Given instruction :: Below are records; work out how many of their lines contain "Tissue" and give only that number.

Task data ::
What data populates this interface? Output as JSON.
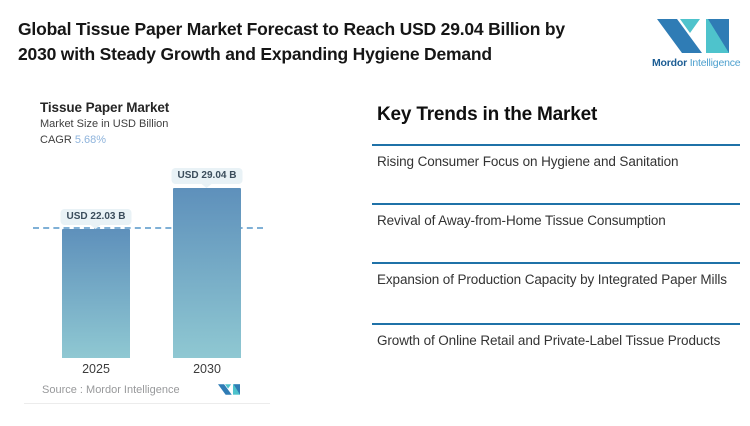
{
  "header": {
    "title_line1": "Global Tissue Paper Market Forecast to Reach USD 29.04 Billion by",
    "title_line2": "2030 with Steady Growth and Expanding Hygiene Demand",
    "logo": {
      "brand_primary": "Mordor",
      "brand_secondary": "Intelligence"
    }
  },
  "chart": {
    "title": "Tissue Paper Market",
    "subtitle": "Market Size in USD Billion",
    "cagr_label": "CAGR",
    "cagr_value": "5.68%",
    "source_label": "Source :",
    "source_value": "Mordor Intelligence"
  },
  "chart_data": {
    "type": "bar",
    "title": "Tissue Paper Market",
    "ylabel": "Market Size in USD Billion",
    "categories": [
      "2025",
      "2030"
    ],
    "values": [
      22.03,
      29.04
    ],
    "value_labels": [
      "USD 22.03 B",
      "USD 29.04 B"
    ],
    "unit": "USD Billion",
    "ylim": [
      0,
      30
    ],
    "cagr_percent": 5.68,
    "reference_line": 22.03,
    "grid": false,
    "legend": false
  },
  "trends": {
    "heading": "Key Trends in the Market",
    "items": [
      "Rising Consumer Focus on Hygiene and Sanitation",
      "Revival of Away-from-Home Tissue Consumption",
      "Expansion of Production Capacity by Integrated Paper Mills",
      "Growth of Online Retail and Private-Label Tissue Products"
    ]
  },
  "colors": {
    "bar_top": "#5E90BB",
    "bar_bottom": "#8FC8D2",
    "reference_line": "#7FB0D6",
    "badge_bg": "#E9F2F6",
    "badge_text": "#3B4D5C",
    "trend_rule": "#1F72A8",
    "cagr_accent": "#8FB4DC",
    "brand_dark_blue": "#2F7CB5",
    "brand_teal": "#4EC3CC"
  }
}
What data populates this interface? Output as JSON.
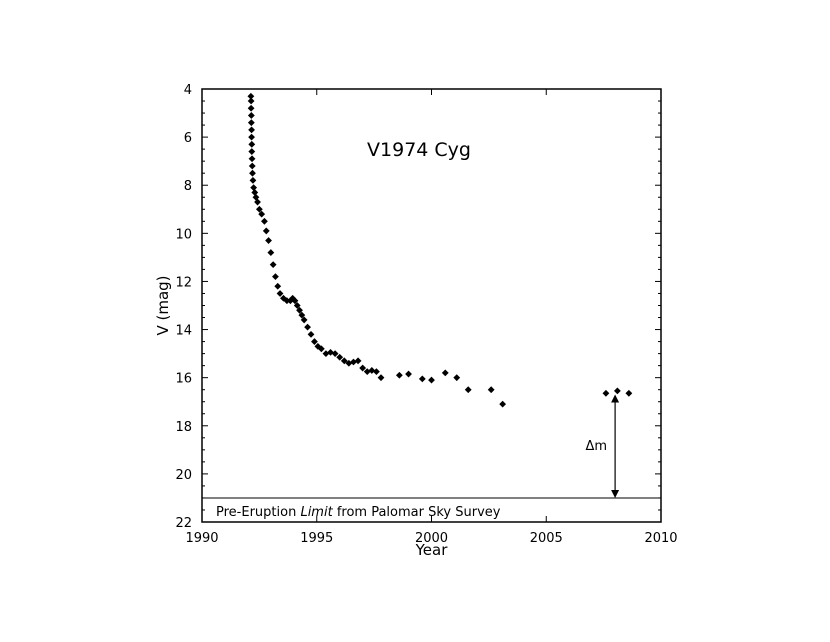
{
  "chart_data": {
    "type": "scatter",
    "title": "V1974 Cyg",
    "xlabel": "Year",
    "ylabel": "V (mag)",
    "xlim": [
      1990,
      2010
    ],
    "ylim": [
      4,
      22
    ],
    "y_inverted": true,
    "grid": false,
    "x_ticks": [
      1990,
      1995,
      2000,
      2005,
      2010
    ],
    "y_ticks": [
      4,
      6,
      8,
      10,
      12,
      14,
      16,
      18,
      20,
      22
    ],
    "points": [
      [
        1992.13,
        4.3
      ],
      [
        1992.14,
        4.5
      ],
      [
        1992.14,
        4.8
      ],
      [
        1992.15,
        5.1
      ],
      [
        1992.15,
        5.4
      ],
      [
        1992.16,
        5.7
      ],
      [
        1992.16,
        6.0
      ],
      [
        1992.17,
        6.3
      ],
      [
        1992.17,
        6.6
      ],
      [
        1992.18,
        6.9
      ],
      [
        1992.19,
        7.2
      ],
      [
        1992.2,
        7.5
      ],
      [
        1992.22,
        7.8
      ],
      [
        1992.25,
        8.1
      ],
      [
        1992.3,
        8.3
      ],
      [
        1992.35,
        8.5
      ],
      [
        1992.42,
        8.7
      ],
      [
        1992.5,
        9.0
      ],
      [
        1992.6,
        9.2
      ],
      [
        1992.72,
        9.5
      ],
      [
        1992.8,
        9.9
      ],
      [
        1992.9,
        10.3
      ],
      [
        1993.0,
        10.8
      ],
      [
        1993.1,
        11.3
      ],
      [
        1993.2,
        11.8
      ],
      [
        1993.3,
        12.2
      ],
      [
        1993.4,
        12.5
      ],
      [
        1993.55,
        12.7
      ],
      [
        1993.7,
        12.8
      ],
      [
        1993.85,
        12.8
      ],
      [
        1993.95,
        12.7
      ],
      [
        1994.05,
        12.8
      ],
      [
        1994.15,
        13.0
      ],
      [
        1994.25,
        13.2
      ],
      [
        1994.35,
        13.4
      ],
      [
        1994.45,
        13.6
      ],
      [
        1994.6,
        13.9
      ],
      [
        1994.75,
        14.2
      ],
      [
        1994.9,
        14.5
      ],
      [
        1995.05,
        14.7
      ],
      [
        1995.2,
        14.8
      ],
      [
        1995.4,
        15.0
      ],
      [
        1995.6,
        14.95
      ],
      [
        1995.8,
        15.0
      ],
      [
        1996.0,
        15.15
      ],
      [
        1996.2,
        15.3
      ],
      [
        1996.4,
        15.4
      ],
      [
        1996.6,
        15.35
      ],
      [
        1996.8,
        15.3
      ],
      [
        1997.0,
        15.6
      ],
      [
        1997.2,
        15.75
      ],
      [
        1997.4,
        15.7
      ],
      [
        1997.6,
        15.75
      ],
      [
        1997.8,
        16.0
      ],
      [
        1998.6,
        15.9
      ],
      [
        1999.0,
        15.85
      ],
      [
        1999.6,
        16.05
      ],
      [
        2000.0,
        16.1
      ],
      [
        2000.6,
        15.8
      ],
      [
        2001.1,
        16.0
      ],
      [
        2001.6,
        16.5
      ],
      [
        2002.6,
        16.5
      ],
      [
        2003.1,
        17.1
      ],
      [
        2007.6,
        16.65
      ],
      [
        2008.1,
        16.55
      ],
      [
        2008.6,
        16.65
      ]
    ],
    "limit_line": {
      "y": 21.0,
      "label_pre": "Pre-Eruption ",
      "label_em": "Limit",
      "label_post": " from Palomar Sky Survey"
    },
    "delta_m": {
      "x": 2008.0,
      "y_from": 16.7,
      "y_to": 21.0,
      "label": "Δm"
    }
  }
}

Task answer :: 5